# What is expected
Without the pictures, print each of the records below exactly as it appears.

# Recorded information
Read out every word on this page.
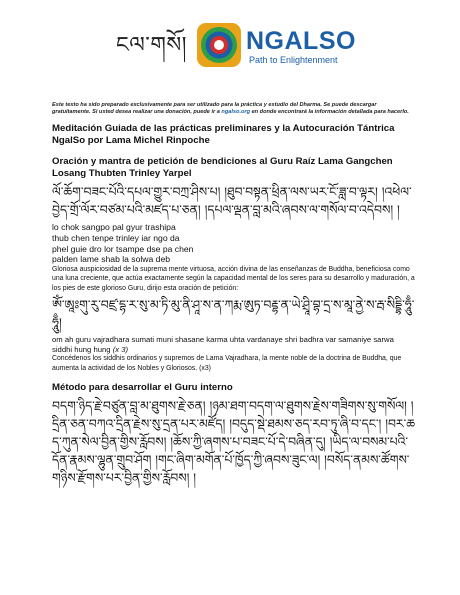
ངལ་གསོ། NGALSO
Path to Enlightenment

Este texto ha sido preparado exclusivamente para ser utilizado para la práctica y estudio del Dharma. Se puede descargar gratuitamente. Si usted desea realizar una donación, puede ir a ngalso.org en donde encontrará la información detallada para hacerlo.

Meditación Guiada de las prácticas preliminares y la Autocuración Tántrica
NgalSo por Lama Michel Rinpoche
Oración y mantra de petición de bendiciones al Guru Raíz Lama Gangchen
Losang Thubten Trinley Yarpel

ལོ་ཆོག་བཟང་པོའི་དཔལ་གྱུར་བཀྲ་ཤིས་པ། །ཐུབ་བསྟན་ཕྲིན་ལས་ཡར་ངོ་ཟླ་བ་ལྟར། །འཕེལ་བྱེད་གྲོ་ལོར་བཙམ་པའི་མཛད་པ་ཅན། །དཔལ་ལྡན་བླ་མའི་ཞབས་ལ་གསོལ་བ་འདེབས། །

lo chok sangpo pal gyur trashipa

thub chen tenpe trinley iar ngo da

phel guie dro lor tsampe dse pa chen

palden lame shab la solwa deb

Gloriosa auspiciosidad de la suprema mente virtuosa, acción divina de las enseñanzas de Buddha, beneficiosa como una luna creciente, que actúa exactamente según la capacidad mental de los seres para su desarrollo y maduración, a los pies de este glorioso Guru, dirijo esta oración de petición:

ཨོཾ་ཨཱཿགུ་རུ་བཛྲ་དྷ་ར་སུ་མ་ཏི་མུ་ནི་ཤཱ་ས་ན་ཀརྨ་ཨུཏ་བརྡྷ་ན་ཡེ་ཤྲཱི་བྷ་དྲ་ས་མཱ་ནྱེ་ས་རྦ་སིདྡྷི་ཧཱུྃ་ཧཱུྃ།

om ah guru vajradhara sumati muni shasane karma uhta vardanaye shri badhra var samaniye sarwa siddhi hung hung (x 3)

Concédenos los siddhis ordinarios y supremos de Lama Vajradhara, la mente noble de la doctrina de Buddha, que aumenta la actividad de los Nobles y Gloriosos. (x3)

Método para desarrollar el Guru interno

བདག་ཉིད་རྗེ་བཙུན་བླ་མ་ཐུགས་རྗེ་ཅན། །ཉམ་ཐག་བདག་ལ་ཐུགས་རྗེས་གཟིགས་སུ་གསོལ། །དྲིན་ཅན་བཀའ་དྲིན་རྗེས་སུ་དྲན་པར་མཛོད། །བདུད་སྡེ་ཐམས་ཅད་རབ་ཏུ་ཞི་བ་དང་། །བར་ཆད་ཀུན་སེལ་བྱིན་གྱིས་རློབས། །ཆོས་ཀྱི་ཞགས་པ་བཟང་པོ་དེ་བཞིན་དུ། །ཡིད་ལ་བསམ་པའི་དོན་རྣམས་ལྷུན་གྲུབ་ཤོག །གང་ཞིག་མགོན་པོ་ཁྱོད་ཀྱི་ཞབས་ཟུང་ལ། །བསོད་ནམས་ཚོགས་གཉིས་རྫོགས་པར་བྱིན་གྱིས་རློབས། །
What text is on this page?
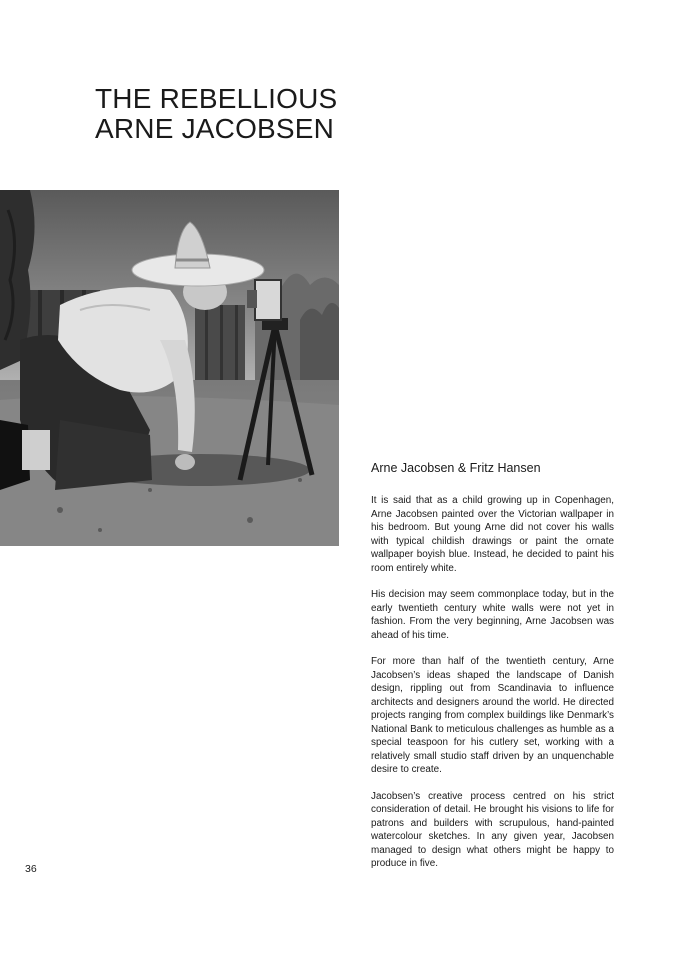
THE REBELLIOUS
ARNE JACOBSEN
Arne Jacobsen & Fritz Hansen

It is said that as a child growing up in Copenhagen, Arne Jacobsen painted over the Victorian wallpaper in his bedroom. But young Arne did not cover his walls with typical childish drawings or paint the ornate wallpaper boyish blue. Instead, he decided to paint his room entirely white.

His decision may seem commonplace today, but in the early twentieth century white walls were not yet in fashion. From the very beginning, Arne Jacobsen was ahead of his time.

For more than half of the twentieth century, Arne Jacobsen’s ideas shaped the landscape of Danish design, rippling out from Scandinavia to influence architects and designers around the world. He directed projects ranging from complex buildings like Denmark’s National Bank to meticulous challenges as humble as a special teaspoon for his cutlery set, working with a relatively small studio staff driven by an unquenchable desire to create.

Jacobsen’s creative process centred on his strict consideration of detail. He brought his visions to life for patrons and builders with scrupulous, hand-painted watercolour sketches. In any given year, Jacobsen managed to design what others might be happy to produce in five.

36
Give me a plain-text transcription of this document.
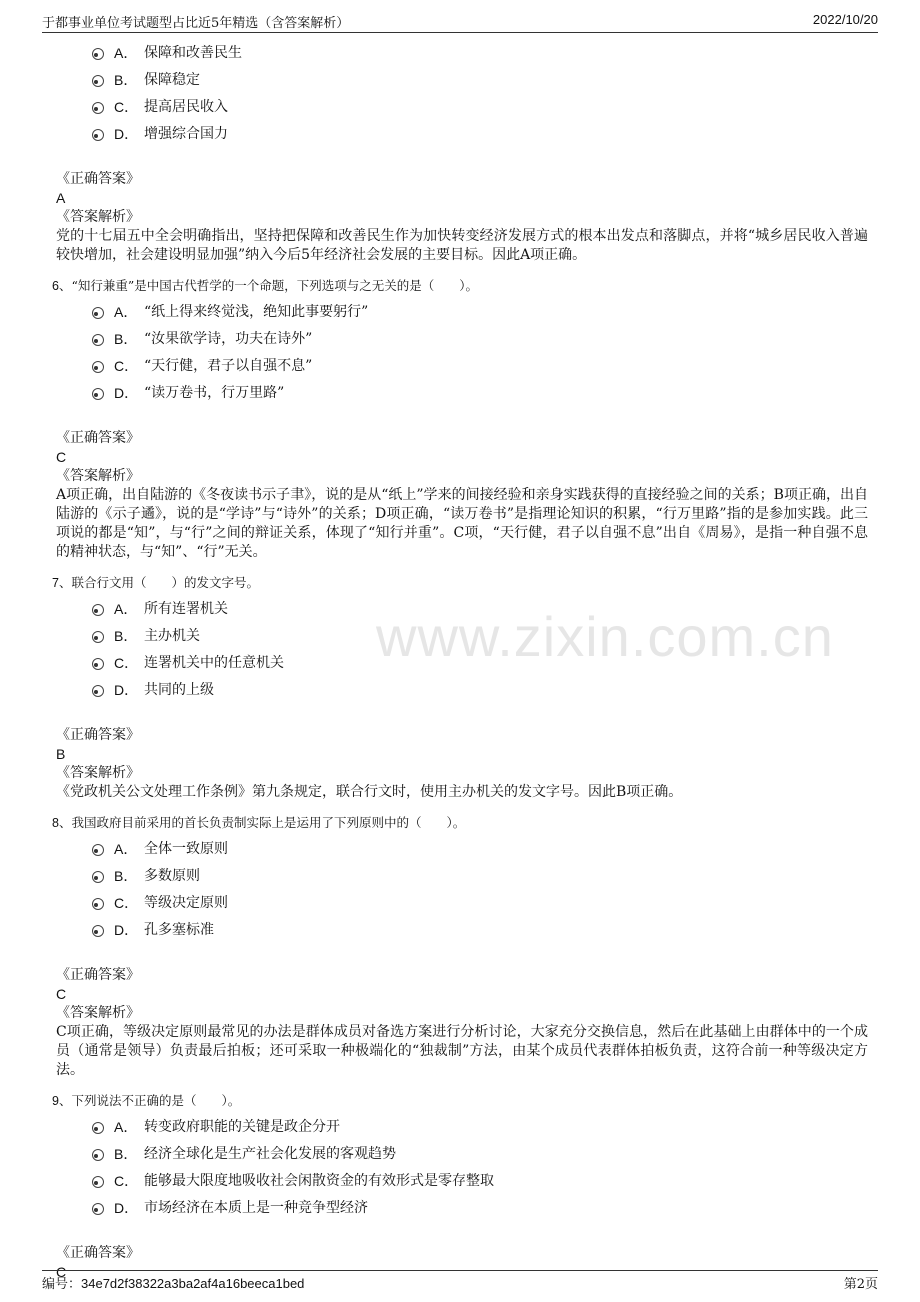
于都事业单位考试题型占比近5年精选（含答案解析）	2022/10/20
www.zixin.com.cn
A． 保障和改善民生
B． 保障稳定
C． 提高居民收入
D． 增强综合国力
《正确答案》
A
《答案解析》
党的十七届五中全会明确指出，坚持把保障和改善民生作为加快转变经济发展方式的根本出发点和落脚点，并将“城乡居民收入普遍较快增加，社会建设明显加强”纳入今后5年经济社会发展的主要目标。因此A项正确。
6、“知行兼重”是中国古代哲学的一个命题，下列选项与之无关的是（　　）。
A． “纸上得来终觉浅，绝知此事要躬行”
B． “汝果欲学诗，功夫在诗外”
C． “天行健，君子以自强不息”
D． “读万卷书，行万里路”
《正确答案》
C
《答案解析》
A项正确，出自陆游的《冬夜读书示子聿》，说的是从“纸上”学来的间接经验和亲身实践获得的直接经验之间的关系；B项正确，出自陆游的《示子遹》，说的是“学诗”与“诗外”的关系；D项正确，“读万卷书”是指理论知识的积累，“行万里路”指的是参加实践。此三项说的都是“知”，与“行”之间的辩证关系，体现了“知行并重”。C项，“天行健，君子以自强不息”出自《周易》，是指一种自强不息的精神状态，与“知”、“行”无关。
7、联合行文用（　　）的发文字号。
A． 所有连署机关
B． 主办机关
C． 连署机关中的任意机关
D． 共同的上级
《正确答案》
B
《答案解析》
《党政机关公文处理工作条例》第九条规定，联合行文时，使用主办机关的发文字号。因此B项正确。
8、我国政府目前采用的首长负责制实际上是运用了下列原则中的（　　）。
A． 全体一致原则
B． 多数原则
C． 等级决定原则
D． 孔多塞标准
《正确答案》
C
《答案解析》
C项正确，等级决定原则最常见的办法是群体成员对备选方案进行分析讨论，大家充分交换信息，然后在此基础上由群体中的一个成员（通常是领导）负责最后拍板；还可采取一种极端化的“独裁制”方法，由某个成员代表群体拍板负责，这符合前一种等级决定方法。
9、下列说法不正确的是（　　）。
A． 转变政府职能的关键是政企分开
B． 经济全球化是生产社会化发展的客观趋势
C． 能够最大限度地吸收社会闲散资金的有效形式是零存整取
D． 市场经济在本质上是一种竞争型经济
《正确答案》
C
编号：34e7d2f38322a3ba2af4a16beeca1bed	第2页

# Written solution
Read out every word on this page.
ངལ་གསོ། NGALSO
Path to Enlightenment

Este texto ha sido preparado exclusivamente para ser utilizado para la práctica y estudio del Dharma. Se puede descargar gratuitamente. Si usted desea realizar una donación, puede ir a ngalso.org en donde encontrará la información detallada para hacerlo.

Meditación Guiada de las prácticas preliminares y la Autocuración Tántrica
NgalSo por Lama Michel Rinpoche
Oración y mantra de petición de bendiciones al Guru Raíz Lama Gangchen
Losang Thubten Trinley Yarpel

ལོ་ཆོག་བཟང་པོའི་དཔལ་གྱུར་བཀྲ་ཤིས་པ། །ཐུབ་བསྟན་ཕྲིན་ལས་ཡར་ངོ་ཟླ་བ་ལྟར། །འཕེལ་བྱེད་གྲོ་ལོར་བཙམ་པའི་མཛད་པ་ཅན། །དཔལ་ལྡན་བླ་མའི་ཞབས་ལ་གསོལ་བ་འདེབས། །

lo chok sangpo pal gyur trashipa

thub chen tenpe trinley iar ngo da

phel guie dro lor tsampe dse pa chen

palden lame shab la solwa deb

Gloriosa auspiciosidad de la suprema mente virtuosa, acción divina de las enseñanzas de Buddha, beneficiosa como una luna creciente, que actúa exactamente según la capacidad mental de los seres para su desarrollo y maduración, a los pies de este glorioso Guru, dirijo esta oración de petición:

ཨོཾ་ཨཱཿགུ་རུ་བཛྲ་དྷ་ར་སུ་མ་ཏི་མུ་ནི་ཤཱ་ས་ན་ཀརྨ་ཨུཏ་བརྡྷ་ན་ཡེ་ཤྲཱི་བྷ་དྲ་ས་མཱ་ནྱེ་ས་རྦ་སིདྡྷི་ཧཱུྃ་ཧཱུྃ།

om ah guru vajradhara sumati muni shasane karma uhta vardanaye shri badhra var samaniye sarwa siddhi hung hung (x 3)

Concédenos los siddhis ordinarios y supremos de Lama Vajradhara, la mente noble de la doctrina de Buddha, que aumenta la actividad de los Nobles y Gloriosos. (x3)

Método para desarrollar el Guru interno

བདག་ཉིད་རྗེ་བཙུན་བླ་མ་ཐུགས་རྗེ་ཅན། །ཉམ་ཐག་བདག་ལ་ཐུགས་རྗེས་གཟིགས་སུ་གསོལ། །དྲིན་ཅན་བཀའ་དྲིན་རྗེས་སུ་དྲན་པར་མཛོད། །བདུད་སྡེ་ཐམས་ཅད་རབ་ཏུ་ཞི་བ་དང་། །བར་ཆད་ཀུན་སེལ་བྱིན་གྱིས་རློབས། །ཆོས་ཀྱི་ཞགས་པ་བཟང་པོ་དེ་བཞིན་དུ། །ཡིད་ལ་བསམ་པའི་དོན་རྣམས་ལྷུན་གྲུབ་ཤོག །གང་ཞིག་མགོན་པོ་ཁྱོད་ཀྱི་ཞབས་ཟུང་ལ། །བསོད་ནམས་ཚོགས་གཉིས་རྫོགས་པར་བྱིན་གྱིས་རློབས། །
What text is on this page?
THE REBELLIOUS
ARNE JACOBSEN
Arne Jacobsen & Fritz Hansen

It is said that as a child growing up in Copenhagen, Arne Jacobsen painted over the Victorian wallpaper in his bedroom. But young Arne did not cover his walls with typical childish drawings or paint the ornate wallpaper boyish blue. Instead, he decided to paint his room entirely white.

His decision may seem commonplace today, but in the early twentieth century white walls were not yet in fashion. From the very beginning, Arne Jacobsen was ahead of his time.

For more than half of the twentieth century, Arne Jacobsen’s ideas shaped the landscape of Danish design, rippling out from Scandinavia to influence architects and designers around the world. He directed projects ranging from complex buildings like Denmark’s National Bank to meticulous challenges as humble as a special teaspoon for his cutlery set, working with a relatively small studio staff driven by an unquenchable desire to create.

Jacobsen’s creative process centred on his strict consideration of detail. He brought his visions to life for patrons and builders with scrupulous, hand-painted watercolour sketches. In any given year, Jacobsen managed to design what others might be happy to produce in five.

36
Give me a plain-text transcription of this document.
于都事业单位考试题型占比近5年精选（含答案解析）	2022/10/20
www.zixin.com.cn
A． 保障和改善民生
B． 保障稳定
C． 提高居民收入
D． 增强综合国力
《正确答案》
A
《答案解析》
党的十七届五中全会明确指出，坚持把保障和改善民生作为加快转变经济发展方式的根本出发点和落脚点，并将“城乡居民收入普遍较快增加，社会建设明显加强”纳入今后5年经济社会发展的主要目标。因此A项正确。
6、“知行兼重”是中国古代哲学的一个命题，下列选项与之无关的是（　　）。
A． “纸上得来终觉浅，绝知此事要躬行”
B． “汝果欲学诗，功夫在诗外”
C． “天行健，君子以自强不息”
D． “读万卷书，行万里路”
《正确答案》
C
《答案解析》
A项正确，出自陆游的《冬夜读书示子聿》，说的是从“纸上”学来的间接经验和亲身实践获得的直接经验之间的关系；B项正确，出自陆游的《示子遹》，说的是“学诗”与“诗外”的关系；D项正确，“读万卷书”是指理论知识的积累，“行万里路”指的是参加实践。此三项说的都是“知”，与“行”之间的辩证关系，体现了“知行并重”。C项，“天行健，君子以自强不息”出自《周易》，是指一种自强不息的精神状态，与“知”、“行”无关。
7、联合行文用（　　）的发文字号。
A． 所有连署机关
B． 主办机关
C． 连署机关中的任意机关
D． 共同的上级
《正确答案》
B
《答案解析》
《党政机关公文处理工作条例》第九条规定，联合行文时，使用主办机关的发文字号。因此B项正确。
8、我国政府目前采用的首长负责制实际上是运用了下列原则中的（　　）。
A． 全体一致原则
B． 多数原则
C． 等级决定原则
D． 孔多塞标准
《正确答案》
C
《答案解析》
C项正确，等级决定原则最常见的办法是群体成员对备选方案进行分析讨论，大家充分交换信息，然后在此基础上由群体中的一个成员（通常是领导）负责最后拍板；还可采取一种极端化的“独裁制”方法，由某个成员代表群体拍板负责，这符合前一种等级决定方法。
9、下列说法不正确的是（　　）。
A． 转变政府职能的关键是政企分开
B． 经济全球化是生产社会化发展的客观趋势
C． 能够最大限度地吸收社会闲散资金的有效形式是零存整取
D． 市场经济在本质上是一种竞争型经济
《正确答案》
C
编号：34e7d2f38322a3ba2af4a16beeca1bed	第2页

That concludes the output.